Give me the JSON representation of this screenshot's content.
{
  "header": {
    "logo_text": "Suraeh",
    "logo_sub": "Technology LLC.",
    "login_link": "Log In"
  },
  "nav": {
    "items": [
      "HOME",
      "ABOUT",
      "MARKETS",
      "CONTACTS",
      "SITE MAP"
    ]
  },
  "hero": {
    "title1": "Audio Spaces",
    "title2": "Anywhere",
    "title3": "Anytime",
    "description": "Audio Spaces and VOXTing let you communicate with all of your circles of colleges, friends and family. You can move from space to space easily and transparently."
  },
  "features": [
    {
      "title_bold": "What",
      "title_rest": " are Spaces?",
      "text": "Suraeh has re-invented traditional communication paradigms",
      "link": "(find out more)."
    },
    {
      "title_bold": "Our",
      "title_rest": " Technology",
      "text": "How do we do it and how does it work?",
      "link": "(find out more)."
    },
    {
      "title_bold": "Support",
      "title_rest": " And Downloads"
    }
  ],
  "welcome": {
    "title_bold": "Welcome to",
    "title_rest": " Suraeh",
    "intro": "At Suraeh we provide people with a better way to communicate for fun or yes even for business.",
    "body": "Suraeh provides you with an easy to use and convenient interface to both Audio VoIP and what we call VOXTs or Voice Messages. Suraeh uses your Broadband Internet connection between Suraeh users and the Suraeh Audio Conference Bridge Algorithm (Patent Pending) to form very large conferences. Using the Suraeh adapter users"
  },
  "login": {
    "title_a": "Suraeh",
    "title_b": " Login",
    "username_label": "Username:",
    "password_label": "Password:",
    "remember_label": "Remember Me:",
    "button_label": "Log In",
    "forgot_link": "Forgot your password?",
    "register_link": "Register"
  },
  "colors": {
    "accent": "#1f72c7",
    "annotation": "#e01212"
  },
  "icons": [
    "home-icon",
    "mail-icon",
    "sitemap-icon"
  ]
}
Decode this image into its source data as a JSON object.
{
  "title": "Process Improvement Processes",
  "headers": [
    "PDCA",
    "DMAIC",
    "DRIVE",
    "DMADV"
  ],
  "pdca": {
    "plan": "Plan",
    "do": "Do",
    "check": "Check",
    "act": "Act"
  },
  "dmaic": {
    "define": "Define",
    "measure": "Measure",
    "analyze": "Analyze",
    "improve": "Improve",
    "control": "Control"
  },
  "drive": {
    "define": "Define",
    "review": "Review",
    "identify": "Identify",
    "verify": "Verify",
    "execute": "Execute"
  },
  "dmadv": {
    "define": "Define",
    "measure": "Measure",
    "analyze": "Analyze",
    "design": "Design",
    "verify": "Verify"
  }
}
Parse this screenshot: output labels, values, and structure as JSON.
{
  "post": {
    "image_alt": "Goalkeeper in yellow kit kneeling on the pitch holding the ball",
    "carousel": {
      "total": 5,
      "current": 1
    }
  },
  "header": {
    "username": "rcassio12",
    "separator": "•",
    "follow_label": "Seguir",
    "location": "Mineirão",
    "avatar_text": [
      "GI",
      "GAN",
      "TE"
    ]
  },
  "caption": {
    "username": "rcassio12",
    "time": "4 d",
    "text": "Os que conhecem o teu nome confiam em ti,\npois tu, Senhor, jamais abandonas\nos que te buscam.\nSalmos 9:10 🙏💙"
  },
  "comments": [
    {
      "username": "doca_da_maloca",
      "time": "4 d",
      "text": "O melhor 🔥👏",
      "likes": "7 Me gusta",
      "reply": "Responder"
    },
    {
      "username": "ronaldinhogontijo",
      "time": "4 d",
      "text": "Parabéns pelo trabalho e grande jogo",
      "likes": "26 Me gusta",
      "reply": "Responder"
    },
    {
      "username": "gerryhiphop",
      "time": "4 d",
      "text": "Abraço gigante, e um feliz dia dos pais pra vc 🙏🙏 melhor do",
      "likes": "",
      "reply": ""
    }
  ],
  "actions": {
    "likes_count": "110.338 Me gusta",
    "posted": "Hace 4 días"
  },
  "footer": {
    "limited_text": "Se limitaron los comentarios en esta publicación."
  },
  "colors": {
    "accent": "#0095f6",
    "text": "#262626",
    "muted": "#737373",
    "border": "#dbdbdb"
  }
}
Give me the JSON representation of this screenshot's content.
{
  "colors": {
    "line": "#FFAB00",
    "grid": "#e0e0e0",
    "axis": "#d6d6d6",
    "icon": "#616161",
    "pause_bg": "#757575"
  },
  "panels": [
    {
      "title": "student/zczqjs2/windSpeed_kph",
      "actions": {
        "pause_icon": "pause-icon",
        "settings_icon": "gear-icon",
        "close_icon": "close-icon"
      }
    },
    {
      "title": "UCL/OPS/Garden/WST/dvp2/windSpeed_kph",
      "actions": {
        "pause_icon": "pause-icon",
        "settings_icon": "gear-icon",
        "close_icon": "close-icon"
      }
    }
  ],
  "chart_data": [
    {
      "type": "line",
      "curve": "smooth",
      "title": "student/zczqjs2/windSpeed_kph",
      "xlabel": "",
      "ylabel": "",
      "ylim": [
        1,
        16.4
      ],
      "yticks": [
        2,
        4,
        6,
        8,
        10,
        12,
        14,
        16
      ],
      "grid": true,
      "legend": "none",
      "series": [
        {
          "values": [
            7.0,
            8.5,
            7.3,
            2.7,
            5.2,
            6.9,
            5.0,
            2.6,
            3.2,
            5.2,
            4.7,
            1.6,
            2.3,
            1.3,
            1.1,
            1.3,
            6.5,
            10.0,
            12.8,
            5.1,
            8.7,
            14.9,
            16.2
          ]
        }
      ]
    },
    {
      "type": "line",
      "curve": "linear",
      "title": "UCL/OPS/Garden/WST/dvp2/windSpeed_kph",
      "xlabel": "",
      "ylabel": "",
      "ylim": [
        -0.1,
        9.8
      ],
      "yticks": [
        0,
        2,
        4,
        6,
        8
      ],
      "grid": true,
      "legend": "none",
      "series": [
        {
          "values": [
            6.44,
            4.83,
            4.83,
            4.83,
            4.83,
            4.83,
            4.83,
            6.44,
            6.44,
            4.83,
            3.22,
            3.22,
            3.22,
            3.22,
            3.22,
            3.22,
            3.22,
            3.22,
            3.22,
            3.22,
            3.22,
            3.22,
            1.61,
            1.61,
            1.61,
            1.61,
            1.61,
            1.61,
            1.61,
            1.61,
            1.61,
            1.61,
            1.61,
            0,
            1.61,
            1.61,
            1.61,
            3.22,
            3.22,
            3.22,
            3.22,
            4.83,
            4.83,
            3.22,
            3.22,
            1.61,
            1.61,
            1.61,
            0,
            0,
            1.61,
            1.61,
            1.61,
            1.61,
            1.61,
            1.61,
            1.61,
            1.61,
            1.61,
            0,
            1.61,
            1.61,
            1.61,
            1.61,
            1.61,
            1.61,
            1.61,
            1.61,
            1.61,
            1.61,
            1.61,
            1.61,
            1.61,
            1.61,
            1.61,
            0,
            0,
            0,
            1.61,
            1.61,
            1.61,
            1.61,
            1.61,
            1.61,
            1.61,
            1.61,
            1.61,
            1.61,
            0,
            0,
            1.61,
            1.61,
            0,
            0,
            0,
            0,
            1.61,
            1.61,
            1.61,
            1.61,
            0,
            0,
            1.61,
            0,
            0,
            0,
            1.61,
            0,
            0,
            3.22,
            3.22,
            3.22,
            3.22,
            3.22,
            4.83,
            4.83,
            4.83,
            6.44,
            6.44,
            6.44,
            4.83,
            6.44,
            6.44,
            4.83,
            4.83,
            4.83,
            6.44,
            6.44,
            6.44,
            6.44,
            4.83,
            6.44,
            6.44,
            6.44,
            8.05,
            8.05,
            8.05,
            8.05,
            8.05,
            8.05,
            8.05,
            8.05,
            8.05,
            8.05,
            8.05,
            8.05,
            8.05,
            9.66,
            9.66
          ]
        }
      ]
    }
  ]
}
::::::::::
■ BRIEF ■
Filter the listing for the word "JSON" and copy every line that holds it.

■ WRITTEN ANSWER ■
Give me the JSON representation of this screenshot's content.
Decode this image into its source data as a JSON object.
Parse this screenshot: output labels, values, and structure as JSON.
Give me the JSON representation of this screenshot's content.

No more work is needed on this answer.